-- Information given start --
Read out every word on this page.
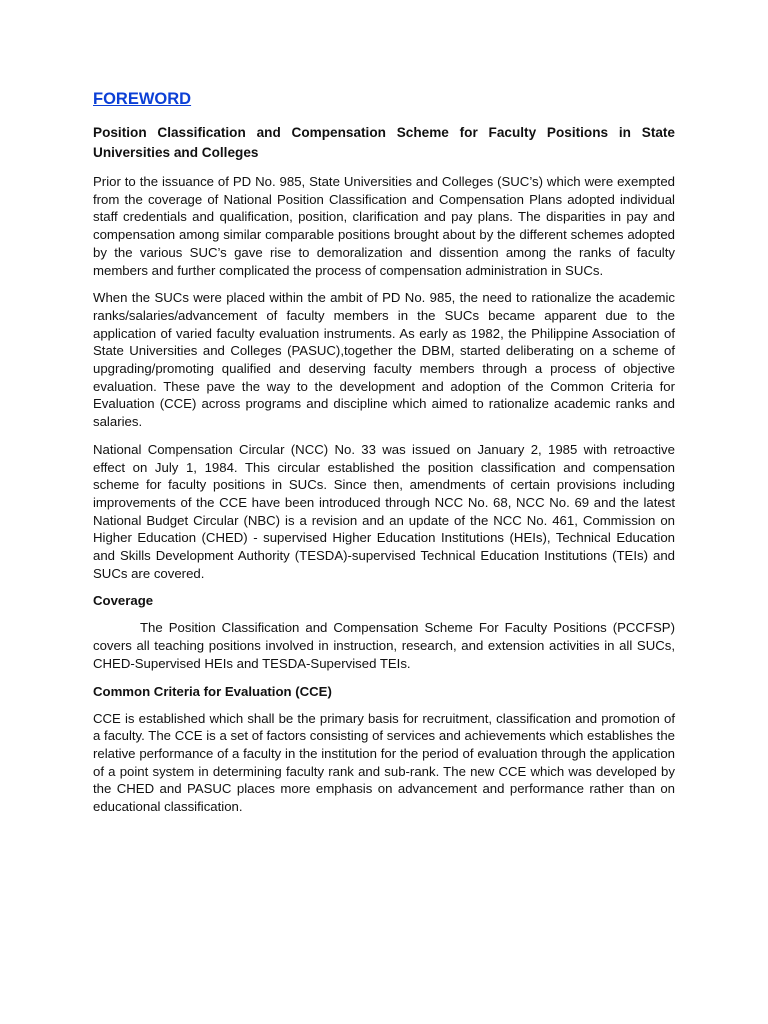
FOREWORD
Position Classification and Compensation Scheme for Faculty Positions in State Universities and Colleges

Prior to the issuance of PD No. 985, State Universities and Colleges (SUC’s) which were exempted from the coverage of National Position Classification and Compensation Plans adopted individual staff credentials and qualification, position, clarification and pay plans. The disparities in pay and compensation among similar comparable positions brought about by the different schemes adopted by the various SUC’s gave rise to demoralization and dissention among the ranks of faculty members and further complicated the process of compensation administration in SUCs.

When the SUCs were placed within the ambit of PD No. 985, the need to rationalize the academic ranks/salaries/advancement of faculty members in the SUCs became apparent due to the application of varied faculty evaluation instruments. As early as 1982, the Philippine Association of State Universities and Colleges (PASUC),together the DBM, started deliberating on a scheme of upgrading/promoting qualified and deserving faculty members through a process of objective evaluation. These pave the way to the development and adoption of the Common Criteria for Evaluation (CCE) across programs and discipline which aimed to rationalize academic ranks and salaries.

National Compensation Circular (NCC) No. 33 was issued on January 2, 1985 with retroactive effect on July 1, 1984. This circular established the position classification and compensation scheme for faculty positions in SUCs. Since then, amendments of certain provisions including improvements of the CCE have been introduced through NCC No. 68, NCC No. 69 and the latest National Budget Circular (NBC) is a revision and an update of the NCC No. 461, Commission on Higher Education (CHED) - supervised Higher Education Institutions (HEIs), Technical Education and Skills Development Authority (TESDA)-supervised Technical Education Institutions (TEIs) and SUCs are covered.

Coverage

The Position Classification and Compensation Scheme For Faculty Positions (PCCFSP) covers all teaching positions involved in instruction, research, and extension activities in all SUCs, CHED-Supervised HEIs and TESDA-Supervised TEIs.

Common Criteria for Evaluation (CCE)

CCE is established which shall be the primary basis for recruitment, classification and promotion of a faculty. The CCE is a set of factors consisting of services and achievements which establishes the relative performance of a faculty in the institution for the period of evaluation through the application of a point system in determining faculty rank and sub-rank. The new CCE which was developed by the CHED and PASUC places more emphasis on advancement and performance rather than on educational classification.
-- Information given end --
From the listing above, copy all lines holding the word "Common".

Solution below -
When the SUCs were placed within the ambit of PD No. 985, the need to rationalize the academic ranks/salaries/advancement of faculty members in the SUCs became apparent due to the application of varied faculty evaluation instruments. As early as 1982, the Philippine Association of State Universities and Colleges (PASUC),together the DBM, started deliberating on a scheme of upgrading/promoting qualified and deserving faculty members through a process of objective evaluation. These pave the way to the development and adoption of the Common Criteria for Evaluation (CCE) across programs and discipline which aimed to rationalize academic ranks and salaries.
Common Criteria for Evaluation (CCE)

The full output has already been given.